▸ What the exercise asks:
Pull out every line with the word "this" from the entries below.

(Records from a collection of figures)

________________________________________

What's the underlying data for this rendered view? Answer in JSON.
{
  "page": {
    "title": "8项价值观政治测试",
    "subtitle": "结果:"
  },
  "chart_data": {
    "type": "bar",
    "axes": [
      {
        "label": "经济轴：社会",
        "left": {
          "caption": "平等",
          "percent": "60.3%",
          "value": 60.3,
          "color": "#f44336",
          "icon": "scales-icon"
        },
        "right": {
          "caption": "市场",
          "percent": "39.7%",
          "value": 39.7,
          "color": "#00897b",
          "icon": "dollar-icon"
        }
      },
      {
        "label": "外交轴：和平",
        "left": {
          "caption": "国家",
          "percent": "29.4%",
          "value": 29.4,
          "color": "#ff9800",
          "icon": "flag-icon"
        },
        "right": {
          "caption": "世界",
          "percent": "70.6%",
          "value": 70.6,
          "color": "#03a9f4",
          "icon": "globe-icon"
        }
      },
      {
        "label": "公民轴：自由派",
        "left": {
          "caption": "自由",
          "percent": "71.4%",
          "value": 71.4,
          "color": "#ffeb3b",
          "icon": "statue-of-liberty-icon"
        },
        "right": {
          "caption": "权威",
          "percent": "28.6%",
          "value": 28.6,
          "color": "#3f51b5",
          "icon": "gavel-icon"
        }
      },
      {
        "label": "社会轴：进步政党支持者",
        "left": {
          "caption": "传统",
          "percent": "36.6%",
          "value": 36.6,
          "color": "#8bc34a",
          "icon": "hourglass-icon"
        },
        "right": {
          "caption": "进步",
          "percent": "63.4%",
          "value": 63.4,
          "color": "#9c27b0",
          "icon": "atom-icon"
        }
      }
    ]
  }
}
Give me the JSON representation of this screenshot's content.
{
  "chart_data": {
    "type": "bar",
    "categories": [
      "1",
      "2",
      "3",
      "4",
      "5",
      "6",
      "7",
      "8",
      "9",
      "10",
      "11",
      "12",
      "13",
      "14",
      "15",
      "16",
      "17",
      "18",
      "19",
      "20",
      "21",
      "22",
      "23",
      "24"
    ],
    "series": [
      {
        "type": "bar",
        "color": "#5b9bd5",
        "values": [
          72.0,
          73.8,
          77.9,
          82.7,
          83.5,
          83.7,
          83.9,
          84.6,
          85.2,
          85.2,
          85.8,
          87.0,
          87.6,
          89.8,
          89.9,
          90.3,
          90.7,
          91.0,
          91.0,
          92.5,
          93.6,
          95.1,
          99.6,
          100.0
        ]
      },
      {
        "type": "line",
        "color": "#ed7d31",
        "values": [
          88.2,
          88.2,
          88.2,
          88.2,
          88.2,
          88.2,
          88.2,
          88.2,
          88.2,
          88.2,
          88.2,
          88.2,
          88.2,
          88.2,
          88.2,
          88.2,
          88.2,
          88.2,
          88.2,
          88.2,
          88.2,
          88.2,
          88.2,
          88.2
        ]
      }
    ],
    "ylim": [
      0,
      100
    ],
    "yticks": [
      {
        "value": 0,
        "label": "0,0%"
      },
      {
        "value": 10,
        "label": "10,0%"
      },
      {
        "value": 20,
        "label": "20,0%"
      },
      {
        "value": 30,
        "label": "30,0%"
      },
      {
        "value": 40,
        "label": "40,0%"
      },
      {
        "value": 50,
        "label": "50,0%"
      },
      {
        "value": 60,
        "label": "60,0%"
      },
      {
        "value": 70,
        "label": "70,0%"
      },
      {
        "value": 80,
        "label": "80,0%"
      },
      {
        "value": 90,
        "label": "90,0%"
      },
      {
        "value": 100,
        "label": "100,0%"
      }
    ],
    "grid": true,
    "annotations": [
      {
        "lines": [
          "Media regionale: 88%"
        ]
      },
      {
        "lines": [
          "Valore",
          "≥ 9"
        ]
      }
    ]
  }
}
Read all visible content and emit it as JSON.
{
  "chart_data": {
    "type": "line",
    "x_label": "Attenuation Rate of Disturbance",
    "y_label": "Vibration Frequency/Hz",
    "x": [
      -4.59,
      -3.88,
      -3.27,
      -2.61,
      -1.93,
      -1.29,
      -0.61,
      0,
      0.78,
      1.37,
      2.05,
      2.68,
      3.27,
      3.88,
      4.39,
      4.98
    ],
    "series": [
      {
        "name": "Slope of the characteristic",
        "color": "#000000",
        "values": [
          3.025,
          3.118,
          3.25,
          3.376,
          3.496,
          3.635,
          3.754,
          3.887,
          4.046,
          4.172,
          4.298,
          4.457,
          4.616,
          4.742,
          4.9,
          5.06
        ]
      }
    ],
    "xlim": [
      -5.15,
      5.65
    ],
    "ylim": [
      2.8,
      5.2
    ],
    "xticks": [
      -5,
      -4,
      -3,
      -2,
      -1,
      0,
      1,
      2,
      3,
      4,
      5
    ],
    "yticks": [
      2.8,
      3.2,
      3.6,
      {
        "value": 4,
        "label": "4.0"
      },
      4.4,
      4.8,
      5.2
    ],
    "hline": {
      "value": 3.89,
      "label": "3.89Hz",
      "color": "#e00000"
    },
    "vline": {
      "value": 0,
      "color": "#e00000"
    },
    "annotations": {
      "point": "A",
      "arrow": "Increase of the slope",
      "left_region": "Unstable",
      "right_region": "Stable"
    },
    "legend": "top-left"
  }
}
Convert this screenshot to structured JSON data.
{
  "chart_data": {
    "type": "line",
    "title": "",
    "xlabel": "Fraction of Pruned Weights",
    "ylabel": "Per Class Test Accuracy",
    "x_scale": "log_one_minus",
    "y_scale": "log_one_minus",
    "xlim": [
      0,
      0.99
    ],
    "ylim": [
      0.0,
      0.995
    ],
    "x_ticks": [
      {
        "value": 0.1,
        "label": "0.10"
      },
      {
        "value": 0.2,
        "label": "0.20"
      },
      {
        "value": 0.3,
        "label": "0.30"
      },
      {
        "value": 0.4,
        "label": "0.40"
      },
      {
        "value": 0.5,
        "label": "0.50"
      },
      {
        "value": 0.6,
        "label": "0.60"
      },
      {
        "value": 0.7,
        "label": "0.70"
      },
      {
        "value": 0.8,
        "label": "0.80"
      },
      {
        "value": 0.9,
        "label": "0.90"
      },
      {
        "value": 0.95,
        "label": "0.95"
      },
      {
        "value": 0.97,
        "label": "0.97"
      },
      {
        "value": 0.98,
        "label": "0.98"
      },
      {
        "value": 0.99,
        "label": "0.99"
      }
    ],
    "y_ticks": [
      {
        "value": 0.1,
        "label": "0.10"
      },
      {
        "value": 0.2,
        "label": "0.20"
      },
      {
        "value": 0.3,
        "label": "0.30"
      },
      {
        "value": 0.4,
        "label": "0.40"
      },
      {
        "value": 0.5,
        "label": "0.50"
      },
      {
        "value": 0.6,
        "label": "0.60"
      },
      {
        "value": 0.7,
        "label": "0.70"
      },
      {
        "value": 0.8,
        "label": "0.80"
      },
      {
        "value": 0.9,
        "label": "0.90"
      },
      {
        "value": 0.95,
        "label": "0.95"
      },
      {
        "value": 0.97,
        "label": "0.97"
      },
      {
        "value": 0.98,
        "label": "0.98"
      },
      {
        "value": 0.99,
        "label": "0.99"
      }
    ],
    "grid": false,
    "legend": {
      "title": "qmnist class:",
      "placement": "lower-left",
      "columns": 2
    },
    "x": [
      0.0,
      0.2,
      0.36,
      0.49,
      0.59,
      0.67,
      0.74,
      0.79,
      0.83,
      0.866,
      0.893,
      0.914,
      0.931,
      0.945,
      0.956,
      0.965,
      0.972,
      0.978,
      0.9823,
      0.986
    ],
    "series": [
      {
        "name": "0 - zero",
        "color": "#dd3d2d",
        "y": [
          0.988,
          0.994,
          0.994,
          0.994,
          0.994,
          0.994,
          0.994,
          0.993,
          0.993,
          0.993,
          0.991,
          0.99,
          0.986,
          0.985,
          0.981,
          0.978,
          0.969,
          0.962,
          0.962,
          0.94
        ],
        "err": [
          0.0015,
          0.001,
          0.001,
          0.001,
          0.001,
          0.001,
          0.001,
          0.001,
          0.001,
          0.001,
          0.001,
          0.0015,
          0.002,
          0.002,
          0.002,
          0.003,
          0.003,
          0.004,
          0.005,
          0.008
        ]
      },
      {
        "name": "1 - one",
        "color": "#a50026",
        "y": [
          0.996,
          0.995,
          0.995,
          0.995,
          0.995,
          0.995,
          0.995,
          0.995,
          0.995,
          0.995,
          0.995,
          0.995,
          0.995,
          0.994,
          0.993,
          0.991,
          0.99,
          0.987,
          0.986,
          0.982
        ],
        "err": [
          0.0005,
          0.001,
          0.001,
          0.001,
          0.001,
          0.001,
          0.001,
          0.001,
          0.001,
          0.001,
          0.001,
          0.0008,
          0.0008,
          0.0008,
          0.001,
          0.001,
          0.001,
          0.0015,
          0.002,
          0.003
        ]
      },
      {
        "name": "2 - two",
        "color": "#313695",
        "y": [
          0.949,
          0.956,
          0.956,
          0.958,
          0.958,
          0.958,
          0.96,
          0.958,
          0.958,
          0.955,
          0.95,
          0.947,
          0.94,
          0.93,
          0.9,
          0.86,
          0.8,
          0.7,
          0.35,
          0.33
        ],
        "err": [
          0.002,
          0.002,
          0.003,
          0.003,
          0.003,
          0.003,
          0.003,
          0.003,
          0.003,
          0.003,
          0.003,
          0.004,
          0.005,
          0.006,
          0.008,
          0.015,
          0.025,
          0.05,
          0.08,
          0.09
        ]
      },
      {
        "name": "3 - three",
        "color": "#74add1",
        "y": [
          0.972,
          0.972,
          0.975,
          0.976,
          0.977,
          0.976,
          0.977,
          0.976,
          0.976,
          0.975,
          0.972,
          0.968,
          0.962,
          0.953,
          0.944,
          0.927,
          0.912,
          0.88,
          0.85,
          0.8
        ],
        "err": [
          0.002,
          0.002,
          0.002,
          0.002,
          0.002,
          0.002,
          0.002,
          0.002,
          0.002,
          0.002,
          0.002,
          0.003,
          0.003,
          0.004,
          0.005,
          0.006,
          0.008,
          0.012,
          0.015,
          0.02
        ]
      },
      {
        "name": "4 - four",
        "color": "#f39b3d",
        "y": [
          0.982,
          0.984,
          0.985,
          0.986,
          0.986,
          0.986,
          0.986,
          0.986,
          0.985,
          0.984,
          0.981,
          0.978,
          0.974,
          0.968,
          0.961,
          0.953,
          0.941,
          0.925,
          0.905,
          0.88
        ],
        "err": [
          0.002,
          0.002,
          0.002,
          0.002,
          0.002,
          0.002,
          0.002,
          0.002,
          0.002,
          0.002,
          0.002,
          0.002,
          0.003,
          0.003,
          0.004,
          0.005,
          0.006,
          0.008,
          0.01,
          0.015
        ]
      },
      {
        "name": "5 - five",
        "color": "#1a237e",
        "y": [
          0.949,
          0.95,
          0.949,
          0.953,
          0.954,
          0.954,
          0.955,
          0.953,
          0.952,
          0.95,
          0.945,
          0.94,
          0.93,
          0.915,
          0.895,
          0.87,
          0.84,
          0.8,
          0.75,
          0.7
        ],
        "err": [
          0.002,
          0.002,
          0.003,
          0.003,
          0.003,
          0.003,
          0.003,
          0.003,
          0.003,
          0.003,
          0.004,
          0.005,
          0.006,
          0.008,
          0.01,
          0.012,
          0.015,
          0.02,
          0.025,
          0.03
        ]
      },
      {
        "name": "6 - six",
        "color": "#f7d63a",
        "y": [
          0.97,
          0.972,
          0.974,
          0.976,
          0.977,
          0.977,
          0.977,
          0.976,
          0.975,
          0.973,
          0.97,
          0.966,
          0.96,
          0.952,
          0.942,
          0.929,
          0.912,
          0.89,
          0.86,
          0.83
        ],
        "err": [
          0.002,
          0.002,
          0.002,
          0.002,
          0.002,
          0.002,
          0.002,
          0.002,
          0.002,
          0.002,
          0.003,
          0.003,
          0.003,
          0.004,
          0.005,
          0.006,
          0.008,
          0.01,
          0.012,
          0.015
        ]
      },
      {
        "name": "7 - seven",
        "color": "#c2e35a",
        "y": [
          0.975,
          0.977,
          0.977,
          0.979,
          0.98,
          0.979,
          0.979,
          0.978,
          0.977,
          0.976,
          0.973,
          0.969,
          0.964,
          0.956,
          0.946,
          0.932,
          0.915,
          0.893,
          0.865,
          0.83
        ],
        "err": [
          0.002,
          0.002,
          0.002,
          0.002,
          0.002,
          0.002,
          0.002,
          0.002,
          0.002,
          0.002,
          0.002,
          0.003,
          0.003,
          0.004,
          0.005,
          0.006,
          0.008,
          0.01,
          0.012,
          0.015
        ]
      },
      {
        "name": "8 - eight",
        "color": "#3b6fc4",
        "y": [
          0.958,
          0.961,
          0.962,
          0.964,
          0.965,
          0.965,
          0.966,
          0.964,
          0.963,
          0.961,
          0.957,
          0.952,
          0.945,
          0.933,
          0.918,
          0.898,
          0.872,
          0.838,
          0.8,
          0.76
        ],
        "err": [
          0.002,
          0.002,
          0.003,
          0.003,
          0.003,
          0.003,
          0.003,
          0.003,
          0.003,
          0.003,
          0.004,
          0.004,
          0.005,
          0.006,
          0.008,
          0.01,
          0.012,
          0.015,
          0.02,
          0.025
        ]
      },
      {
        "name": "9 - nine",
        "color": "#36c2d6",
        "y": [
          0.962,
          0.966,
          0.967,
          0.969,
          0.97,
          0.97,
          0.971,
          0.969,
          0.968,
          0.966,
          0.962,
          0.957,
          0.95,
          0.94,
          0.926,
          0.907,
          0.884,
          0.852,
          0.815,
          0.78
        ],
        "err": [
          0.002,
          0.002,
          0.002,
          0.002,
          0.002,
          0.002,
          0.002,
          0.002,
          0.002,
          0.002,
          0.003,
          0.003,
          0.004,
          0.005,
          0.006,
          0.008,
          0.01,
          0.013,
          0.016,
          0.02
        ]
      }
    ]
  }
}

________________________________________

▸ Finished answer:
What's the underlying data for this rendered view? Answer in JSON.
Give me the JSON representation of this screenshot's content.
Convert this screenshot to structured JSON data.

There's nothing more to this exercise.